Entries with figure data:
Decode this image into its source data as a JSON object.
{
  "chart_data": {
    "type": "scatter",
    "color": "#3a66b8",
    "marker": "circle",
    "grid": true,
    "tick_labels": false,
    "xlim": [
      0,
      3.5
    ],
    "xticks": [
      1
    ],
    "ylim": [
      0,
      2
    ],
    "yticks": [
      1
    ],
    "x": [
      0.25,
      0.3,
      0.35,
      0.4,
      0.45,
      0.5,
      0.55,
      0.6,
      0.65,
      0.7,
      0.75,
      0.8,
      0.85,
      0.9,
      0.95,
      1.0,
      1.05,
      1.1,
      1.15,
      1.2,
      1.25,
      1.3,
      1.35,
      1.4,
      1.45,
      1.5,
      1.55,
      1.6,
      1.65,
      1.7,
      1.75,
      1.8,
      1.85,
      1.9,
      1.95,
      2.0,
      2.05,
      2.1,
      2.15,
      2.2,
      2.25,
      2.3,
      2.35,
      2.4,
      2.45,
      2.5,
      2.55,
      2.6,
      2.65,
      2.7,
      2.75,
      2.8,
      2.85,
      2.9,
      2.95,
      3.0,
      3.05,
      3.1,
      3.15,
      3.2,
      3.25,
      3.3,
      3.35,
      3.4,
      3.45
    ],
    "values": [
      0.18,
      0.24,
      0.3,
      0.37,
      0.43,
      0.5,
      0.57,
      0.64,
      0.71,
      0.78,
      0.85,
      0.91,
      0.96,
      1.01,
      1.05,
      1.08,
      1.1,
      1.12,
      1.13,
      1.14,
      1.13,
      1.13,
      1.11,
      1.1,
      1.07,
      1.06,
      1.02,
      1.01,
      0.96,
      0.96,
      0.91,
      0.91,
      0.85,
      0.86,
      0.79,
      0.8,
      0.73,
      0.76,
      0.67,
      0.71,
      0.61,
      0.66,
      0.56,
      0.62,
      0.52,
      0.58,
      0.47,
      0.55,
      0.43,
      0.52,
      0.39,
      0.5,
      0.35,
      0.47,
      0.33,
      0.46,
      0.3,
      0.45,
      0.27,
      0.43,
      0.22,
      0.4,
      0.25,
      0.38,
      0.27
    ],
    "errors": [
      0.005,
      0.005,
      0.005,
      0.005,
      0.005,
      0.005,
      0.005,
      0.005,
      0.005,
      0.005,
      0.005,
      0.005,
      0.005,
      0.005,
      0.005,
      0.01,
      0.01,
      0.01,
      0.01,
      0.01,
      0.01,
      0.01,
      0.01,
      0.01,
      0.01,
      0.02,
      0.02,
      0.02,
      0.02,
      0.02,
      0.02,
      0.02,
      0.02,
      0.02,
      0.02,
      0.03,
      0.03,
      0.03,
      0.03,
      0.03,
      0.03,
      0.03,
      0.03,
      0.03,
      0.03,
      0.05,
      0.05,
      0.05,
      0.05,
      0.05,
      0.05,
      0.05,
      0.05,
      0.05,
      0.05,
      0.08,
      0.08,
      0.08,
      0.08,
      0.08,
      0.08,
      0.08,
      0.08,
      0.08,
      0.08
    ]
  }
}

• _Stated exercise_
Write out every line from the records above, word for word.

• _Written solution_
Decode this image into its source data as a JSON object.
{
  "chart_data": {
    "type": "scatter",
    "color": "#3a66b8",
    "marker": "circle",
    "grid": true,
    "tick_labels": false,
    "xlim": [
      0,
      3.5
    ],
    "xticks": [
      1
    ],
    "ylim": [
      0,
      2
    ],
    "yticks": [
      1
    ],
    "x": [
      0.25,
      0.3,
      0.35,
      0.4,
      0.45,
      0.5,
      0.55,
      0.6,
      0.65,
      0.7,
      0.75,
      0.8,
      0.85,
      0.9,
      0.95,
      1.0,
      1.05,
      1.1,
      1.15,
      1.2,
      1.25,
      1.3,
      1.35,
      1.4,
      1.45,
      1.5,
      1.55,
      1.6,
      1.65,
      1.7,
      1.75,
      1.8,
      1.85,
      1.9,
      1.95,
      2.0,
      2.05,
      2.1,
      2.15,
      2.2,
      2.25,
      2.3,
      2.35,
      2.4,
      2.45,
      2.5,
      2.55,
      2.6,
      2.65,
      2.7,
      2.75,
      2.8,
      2.85,
      2.9,
      2.95,
      3.0,
      3.05,
      3.1,
      3.15,
      3.2,
      3.25,
      3.3,
      3.35,
      3.4,
      3.45
    ],
    "values": [
      0.18,
      0.24,
      0.3,
      0.37,
      0.43,
      0.5,
      0.57,
      0.64,
      0.71,
      0.78,
      0.85,
      0.91,
      0.96,
      1.01,
      1.05,
      1.08,
      1.1,
      1.12,
      1.13,
      1.14,
      1.13,
      1.13,
      1.11,
      1.1,
      1.07,
      1.06,
      1.02,
      1.01,
      0.96,
      0.96,
      0.91,
      0.91,
      0.85,
      0.86,
      0.79,
      0.8,
      0.73,
      0.76,
      0.67,
      0.71,
      0.61,
      0.66,
      0.56,
      0.62,
      0.52,
      0.58,
      0.47,
      0.55,
      0.43,
      0.52,
      0.39,
      0.5,
      0.35,
      0.47,
      0.33,
      0.46,
      0.3,
      0.45,
      0.27,
      0.43,
      0.22,
      0.4,
      0.25,
      0.38,
      0.27
    ],
    "errors": [
      0.005,
      0.005,
      0.005,
      0.005,
      0.005,
      0.005,
      0.005,
      0.005,
      0.005,
      0.005,
      0.005,
      0.005,
      0.005,
      0.005,
      0.005,
      0.01,
      0.01,
      0.01,
      0.01,
      0.01,
      0.01,
      0.01,
      0.01,
      0.01,
      0.01,
      0.02,
      0.02,
      0.02,
      0.02,
      0.02,
      0.02,
      0.02,
      0.02,
      0.02,
      0.02,
      0.03,
      0.03,
      0.03,
      0.03,
      0.03,
      0.03,
      0.03,
      0.03,
      0.03,
      0.03,
      0.05,
      0.05,
      0.05,
      0.05,
      0.05,
      0.05,
      0.05,
      0.05,
      0.05,
      0.05,
      0.08,
      0.08,
      0.08,
      0.08,
      0.08,
      0.08,
      0.08,
      0.08,
      0.08,
      0.08
    ]
  }
}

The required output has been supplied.